Raw data

━━━━━━

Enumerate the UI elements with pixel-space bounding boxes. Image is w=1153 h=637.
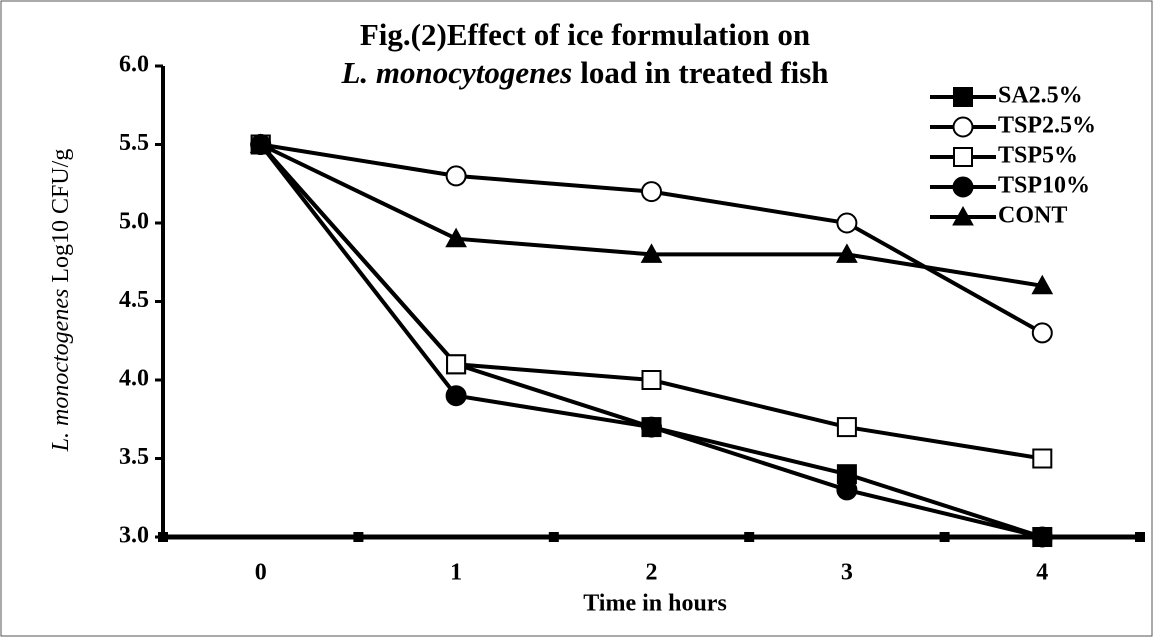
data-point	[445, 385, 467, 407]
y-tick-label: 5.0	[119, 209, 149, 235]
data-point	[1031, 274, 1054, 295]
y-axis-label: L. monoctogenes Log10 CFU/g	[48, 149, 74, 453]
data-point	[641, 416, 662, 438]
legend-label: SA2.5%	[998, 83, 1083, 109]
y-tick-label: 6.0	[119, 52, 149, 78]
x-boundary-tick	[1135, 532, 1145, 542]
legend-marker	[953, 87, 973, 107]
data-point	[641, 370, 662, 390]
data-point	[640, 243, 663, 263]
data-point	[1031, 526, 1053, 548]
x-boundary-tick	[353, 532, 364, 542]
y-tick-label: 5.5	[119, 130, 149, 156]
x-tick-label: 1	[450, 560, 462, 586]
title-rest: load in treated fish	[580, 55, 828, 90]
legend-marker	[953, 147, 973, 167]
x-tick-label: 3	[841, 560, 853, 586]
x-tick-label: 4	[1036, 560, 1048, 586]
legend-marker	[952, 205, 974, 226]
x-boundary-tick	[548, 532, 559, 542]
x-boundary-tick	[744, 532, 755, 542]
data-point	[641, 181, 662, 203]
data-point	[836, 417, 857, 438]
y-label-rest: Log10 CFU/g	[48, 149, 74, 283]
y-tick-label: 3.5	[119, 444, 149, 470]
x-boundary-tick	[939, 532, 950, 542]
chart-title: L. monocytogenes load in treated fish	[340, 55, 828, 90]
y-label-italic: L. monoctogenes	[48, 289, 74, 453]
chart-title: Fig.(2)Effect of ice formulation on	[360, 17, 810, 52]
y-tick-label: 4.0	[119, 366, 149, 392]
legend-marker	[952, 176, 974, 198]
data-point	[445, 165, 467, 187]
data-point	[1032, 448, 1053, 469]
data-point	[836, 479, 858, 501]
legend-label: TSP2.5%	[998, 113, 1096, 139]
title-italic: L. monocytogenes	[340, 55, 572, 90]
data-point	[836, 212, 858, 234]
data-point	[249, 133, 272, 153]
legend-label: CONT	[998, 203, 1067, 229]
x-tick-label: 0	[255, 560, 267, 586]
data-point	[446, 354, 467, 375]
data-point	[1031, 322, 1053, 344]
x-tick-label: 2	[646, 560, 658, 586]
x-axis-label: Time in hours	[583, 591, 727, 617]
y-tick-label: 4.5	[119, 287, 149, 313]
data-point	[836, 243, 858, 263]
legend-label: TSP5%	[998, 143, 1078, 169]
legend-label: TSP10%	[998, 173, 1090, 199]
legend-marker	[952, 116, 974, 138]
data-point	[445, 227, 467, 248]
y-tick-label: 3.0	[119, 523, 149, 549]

━━━━━━

Work task
Nothing but a number, please, for how many lines of the data hold "marker".

Response to this exercise
5